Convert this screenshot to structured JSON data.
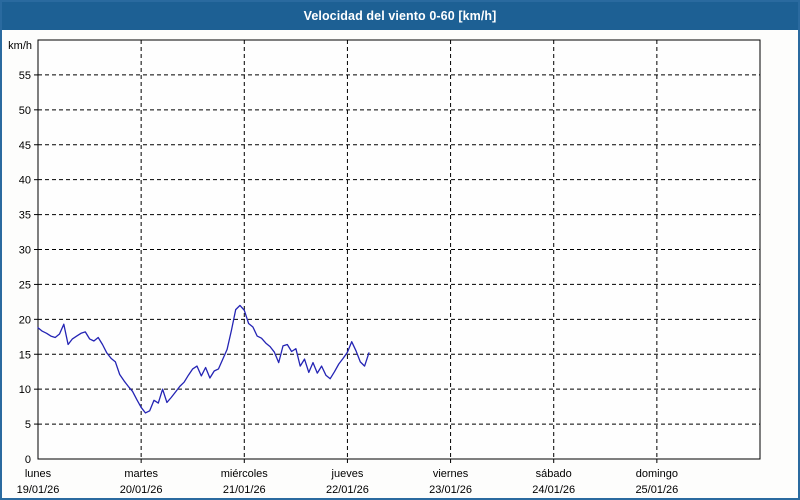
{
  "window": {
    "title": "Velocidad del viento 0-60 [km/h]"
  },
  "colors": {
    "titlebar_bg": "#1d6094",
    "titlebar_text": "#ffffff",
    "window_border": "#2a6a9f",
    "plot_background": "#fefefe",
    "grid_color": "#000000",
    "line_color": "#2424b4"
  },
  "chart_data": {
    "type": "line",
    "title": "Velocidad del viento 0-60 [km/h]",
    "unit_label": "km/h",
    "ylim": [
      0,
      60
    ],
    "yticks": [
      0,
      5,
      10,
      15,
      20,
      25,
      30,
      35,
      40,
      45,
      50,
      55
    ],
    "grid": "dashed",
    "legend": "none",
    "x_days": [
      {
        "name": "lunes",
        "date": "19/01/26"
      },
      {
        "name": "martes",
        "date": "20/01/26"
      },
      {
        "name": "miércoles",
        "date": "21/01/26"
      },
      {
        "name": "jueves",
        "date": "22/01/26"
      },
      {
        "name": "viernes",
        "date": "23/01/26"
      },
      {
        "name": "sábado",
        "date": "24/01/26"
      },
      {
        "name": "domingo",
        "date": "25/01/26"
      }
    ],
    "series": [
      {
        "name": "Velocidad del viento",
        "start_day_index": 0,
        "interval_hours": 1,
        "values": [
          18.8,
          18.3,
          18.0,
          17.6,
          17.4,
          17.9,
          19.3,
          16.4,
          17.2,
          17.6,
          18.0,
          18.2,
          17.2,
          16.9,
          17.4,
          16.4,
          15.2,
          14.4,
          13.9,
          12.1,
          11.2,
          10.4,
          9.7,
          8.5,
          7.4,
          6.6,
          6.9,
          8.4,
          8.0,
          10.0,
          8.1,
          8.8,
          9.6,
          10.4,
          11.0,
          12.0,
          12.9,
          13.3,
          11.9,
          13.1,
          11.6,
          12.6,
          12.9,
          14.3,
          15.7,
          18.4,
          21.4,
          22.0,
          21.3,
          19.4,
          18.9,
          17.6,
          17.3,
          16.6,
          16.1,
          15.3,
          13.8,
          16.2,
          16.4,
          15.4,
          15.8,
          13.3,
          14.3,
          12.4,
          13.8,
          12.3,
          13.3,
          12.0,
          11.5,
          12.5,
          13.6,
          14.4,
          15.3,
          16.8,
          15.5,
          13.9,
          13.3,
          15.2
        ]
      }
    ]
  }
}
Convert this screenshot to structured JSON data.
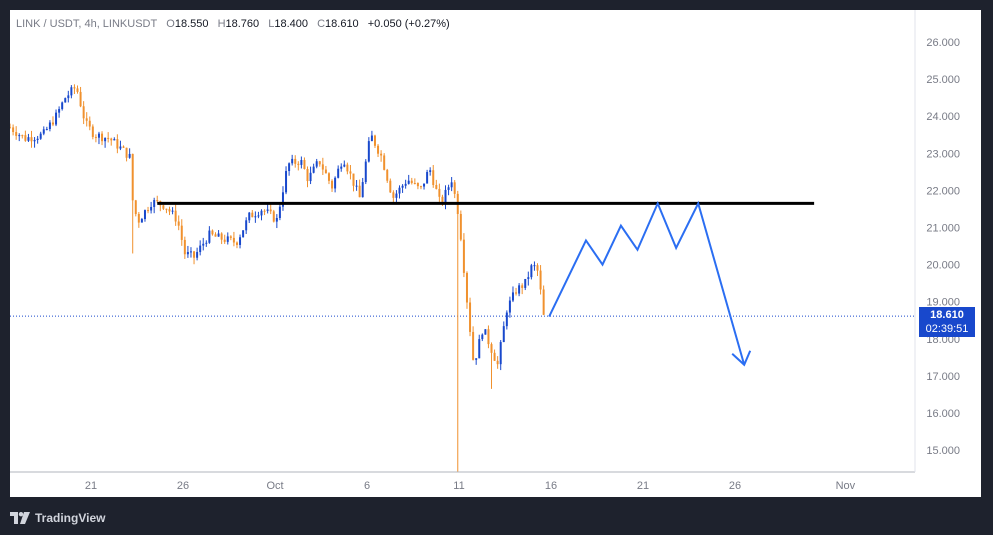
{
  "legend": {
    "symbol": "LINK / USDT, 4h, LINKUSDT",
    "o_label": "O",
    "o_value": "18.550",
    "h_label": "H",
    "h_value": "18.760",
    "l_label": "L",
    "l_value": "18.400",
    "c_label": "C",
    "c_value": "18.610",
    "change": "+0.050 (+0.27%)"
  },
  "price_box": {
    "price": "18.610",
    "countdown": "02:39:51"
  },
  "footer": {
    "brand": "TradingView"
  },
  "colors": {
    "up": "#1848cc",
    "down": "#f0912e",
    "line": "#000000",
    "projection": "#2b6ef2",
    "axis_text": "#787b86"
  },
  "chart_data": {
    "type": "candlestick",
    "timeframe": "4h",
    "ylim": [
      14.4,
      26.6
    ],
    "y_ticks": [
      "15.000",
      "16.000",
      "17.000",
      "18.000",
      "19.000",
      "20.000",
      "21.000",
      "22.000",
      "23.000",
      "24.000",
      "25.000",
      "26.000"
    ],
    "x_ticks": [
      {
        "label": "21",
        "day": 21
      },
      {
        "label": "26",
        "day": 26
      },
      {
        "label": "Oct",
        "day": 31
      },
      {
        "label": "6",
        "day": 36
      },
      {
        "label": "11",
        "day": 41
      },
      {
        "label": "16",
        "day": 46
      },
      {
        "label": "21",
        "day": 51
      },
      {
        "label": "26",
        "day": 56
      },
      {
        "label": "Nov",
        "day": 62
      }
    ],
    "last_price": 18.61,
    "price_path": [
      [
        16.6,
        23.7
      ],
      [
        17.4,
        23.4
      ],
      [
        18.4,
        23.5
      ],
      [
        19.1,
        24.0
      ],
      [
        19.6,
        24.5
      ],
      [
        20.2,
        24.8
      ],
      [
        20.7,
        23.8
      ],
      [
        21.2,
        23.5
      ],
      [
        22.0,
        23.4
      ],
      [
        22.7,
        23.1
      ],
      [
        23.1,
        22.9
      ],
      [
        23.3,
        21.5
      ],
      [
        23.6,
        21.2
      ],
      [
        24.3,
        21.7
      ],
      [
        25.0,
        21.6
      ],
      [
        25.7,
        21.2
      ],
      [
        26.1,
        20.3
      ],
      [
        26.6,
        20.2
      ],
      [
        27.4,
        20.8
      ],
      [
        28.1,
        20.7
      ],
      [
        28.9,
        20.6
      ],
      [
        29.6,
        21.3
      ],
      [
        30.3,
        21.5
      ],
      [
        31.1,
        21.2
      ],
      [
        31.7,
        22.7
      ],
      [
        32.4,
        22.8
      ],
      [
        32.8,
        22.3
      ],
      [
        33.4,
        22.8
      ],
      [
        34.1,
        22.1
      ],
      [
        34.7,
        22.9
      ],
      [
        35.6,
        21.8
      ],
      [
        36.2,
        23.5
      ],
      [
        36.8,
        22.9
      ],
      [
        37.4,
        21.8
      ],
      [
        38.2,
        22.3
      ],
      [
        38.9,
        22.0
      ],
      [
        39.4,
        22.6
      ],
      [
        40.0,
        21.6
      ],
      [
        40.6,
        22.3
      ],
      [
        41.0,
        21.3
      ],
      [
        41.4,
        19.2
      ],
      [
        41.8,
        17.3
      ],
      [
        42.3,
        18.3
      ],
      [
        42.7,
        17.8
      ],
      [
        43.1,
        17.3
      ],
      [
        43.6,
        18.8
      ],
      [
        44.1,
        19.3
      ],
      [
        44.6,
        19.5
      ],
      [
        45.0,
        20.0
      ],
      [
        45.3,
        19.8
      ],
      [
        45.6,
        18.6
      ]
    ],
    "drawings": {
      "resistance_level": 21.65,
      "resistance_from_day": 24.6,
      "resistance_to_day": 60.3,
      "projection_path": [
        [
          45.9,
          18.6
        ],
        [
          47.9,
          20.65
        ],
        [
          48.8,
          20.0
        ],
        [
          49.8,
          21.05
        ],
        [
          50.7,
          20.4
        ],
        [
          51.8,
          21.65
        ],
        [
          52.8,
          20.45
        ],
        [
          54.0,
          21.65
        ],
        [
          56.5,
          17.3
        ]
      ]
    }
  }
}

→ **DIRECTIVE**
Retype each entry precisely. Skip images entirely.

→ **RESPONSE TO THE TASK**
Convert this screenshot to structured JSON data.
{
  "window": {
    "title": "Velocidad del viento 0-60 [km/h]"
  },
  "colors": {
    "titlebar_bg": "#1d6094",
    "titlebar_text": "#ffffff",
    "window_border": "#2a6a9f",
    "plot_background": "#fefefe",
    "grid_color": "#000000",
    "line_color": "#2424b4"
  },
  "chart_data": {
    "type": "line",
    "title": "Velocidad del viento 0-60 [km/h]",
    "unit_label": "km/h",
    "ylim": [
      0,
      60
    ],
    "yticks": [
      0,
      5,
      10,
      15,
      20,
      25,
      30,
      35,
      40,
      45,
      50,
      55
    ],
    "grid": "dashed",
    "legend": "none",
    "x_days": [
      {
        "name": "lunes",
        "date": "19/01/26"
      },
      {
        "name": "martes",
        "date": "20/01/26"
      },
      {
        "name": "miércoles",
        "date": "21/01/26"
      },
      {
        "name": "jueves",
        "date": "22/01/26"
      },
      {
        "name": "viernes",
        "date": "23/01/26"
      },
      {
        "name": "sábado",
        "date": "24/01/26"
      },
      {
        "name": "domingo",
        "date": "25/01/26"
      }
    ],
    "series": [
      {
        "name": "Velocidad del viento",
        "start_day_index": 0,
        "interval_hours": 1,
        "values": [
          18.8,
          18.3,
          18.0,
          17.6,
          17.4,
          17.9,
          19.3,
          16.4,
          17.2,
          17.6,
          18.0,
          18.2,
          17.2,
          16.9,
          17.4,
          16.4,
          15.2,
          14.4,
          13.9,
          12.1,
          11.2,
          10.4,
          9.7,
          8.5,
          7.4,
          6.6,
          6.9,
          8.4,
          8.0,
          10.0,
          8.1,
          8.8,
          9.6,
          10.4,
          11.0,
          12.0,
          12.9,
          13.3,
          11.9,
          13.1,
          11.6,
          12.6,
          12.9,
          14.3,
          15.7,
          18.4,
          21.4,
          22.0,
          21.3,
          19.4,
          18.9,
          17.6,
          17.3,
          16.6,
          16.1,
          15.3,
          13.8,
          16.2,
          16.4,
          15.4,
          15.8,
          13.3,
          14.3,
          12.4,
          13.8,
          12.3,
          13.3,
          12.0,
          11.5,
          12.5,
          13.6,
          14.4,
          15.3,
          16.8,
          15.5,
          13.9,
          13.3,
          15.2
        ]
      }
    ]
  }
}
Convert this screenshot to structured JSON data.
{
  "legend": {
    "symbol": "LINK / USDT, 4h, LINKUSDT",
    "o_label": "O",
    "o_value": "18.550",
    "h_label": "H",
    "h_value": "18.760",
    "l_label": "L",
    "l_value": "18.400",
    "c_label": "C",
    "c_value": "18.610",
    "change": "+0.050 (+0.27%)"
  },
  "price_box": {
    "price": "18.610",
    "countdown": "02:39:51"
  },
  "footer": {
    "brand": "TradingView"
  },
  "colors": {
    "up": "#1848cc",
    "down": "#f0912e",
    "line": "#000000",
    "projection": "#2b6ef2",
    "axis_text": "#787b86"
  },
  "chart_data": {
    "type": "candlestick",
    "timeframe": "4h",
    "ylim": [
      14.4,
      26.6
    ],
    "y_ticks": [
      "15.000",
      "16.000",
      "17.000",
      "18.000",
      "19.000",
      "20.000",
      "21.000",
      "22.000",
      "23.000",
      "24.000",
      "25.000",
      "26.000"
    ],
    "x_ticks": [
      {
        "label": "21",
        "day": 21
      },
      {
        "label": "26",
        "day": 26
      },
      {
        "label": "Oct",
        "day": 31
      },
      {
        "label": "6",
        "day": 36
      },
      {
        "label": "11",
        "day": 41
      },
      {
        "label": "16",
        "day": 46
      },
      {
        "label": "21",
        "day": 51
      },
      {
        "label": "26",
        "day": 56
      },
      {
        "label": "Nov",
        "day": 62
      }
    ],
    "last_price": 18.61,
    "price_path": [
      [
        16.6,
        23.7
      ],
      [
        17.4,
        23.4
      ],
      [
        18.4,
        23.5
      ],
      [
        19.1,
        24.0
      ],
      [
        19.6,
        24.5
      ],
      [
        20.2,
        24.8
      ],
      [
        20.7,
        23.8
      ],
      [
        21.2,
        23.5
      ],
      [
        22.0,
        23.4
      ],
      [
        22.7,
        23.1
      ],
      [
        23.1,
        22.9
      ],
      [
        23.3,
        21.5
      ],
      [
        23.6,
        21.2
      ],
      [
        24.3,
        21.7
      ],
      [
        25.0,
        21.6
      ],
      [
        25.7,
        21.2
      ],
      [
        26.1,
        20.3
      ],
      [
        26.6,
        20.2
      ],
      [
        27.4,
        20.8
      ],
      [
        28.1,
        20.7
      ],
      [
        28.9,
        20.6
      ],
      [
        29.6,
        21.3
      ],
      [
        30.3,
        21.5
      ],
      [
        31.1,
        21.2
      ],
      [
        31.7,
        22.7
      ],
      [
        32.4,
        22.8
      ],
      [
        32.8,
        22.3
      ],
      [
        33.4,
        22.8
      ],
      [
        34.1,
        22.1
      ],
      [
        34.7,
        22.9
      ],
      [
        35.6,
        21.8
      ],
      [
        36.2,
        23.5
      ],
      [
        36.8,
        22.9
      ],
      [
        37.4,
        21.8
      ],
      [
        38.2,
        22.3
      ],
      [
        38.9,
        22.0
      ],
      [
        39.4,
        22.6
      ],
      [
        40.0,
        21.6
      ],
      [
        40.6,
        22.3
      ],
      [
        41.0,
        21.3
      ],
      [
        41.4,
        19.2
      ],
      [
        41.8,
        17.3
      ],
      [
        42.3,
        18.3
      ],
      [
        42.7,
        17.8
      ],
      [
        43.1,
        17.3
      ],
      [
        43.6,
        18.8
      ],
      [
        44.1,
        19.3
      ],
      [
        44.6,
        19.5
      ],
      [
        45.0,
        20.0
      ],
      [
        45.3,
        19.8
      ],
      [
        45.6,
        18.6
      ]
    ],
    "drawings": {
      "resistance_level": 21.65,
      "resistance_from_day": 24.6,
      "resistance_to_day": 60.3,
      "projection_path": [
        [
          45.9,
          18.6
        ],
        [
          47.9,
          20.65
        ],
        [
          48.8,
          20.0
        ],
        [
          49.8,
          21.05
        ],
        [
          50.7,
          20.4
        ],
        [
          51.8,
          21.65
        ],
        [
          52.8,
          20.45
        ],
        [
          54.0,
          21.65
        ],
        [
          56.5,
          17.3
        ]
      ]
    }
  }
}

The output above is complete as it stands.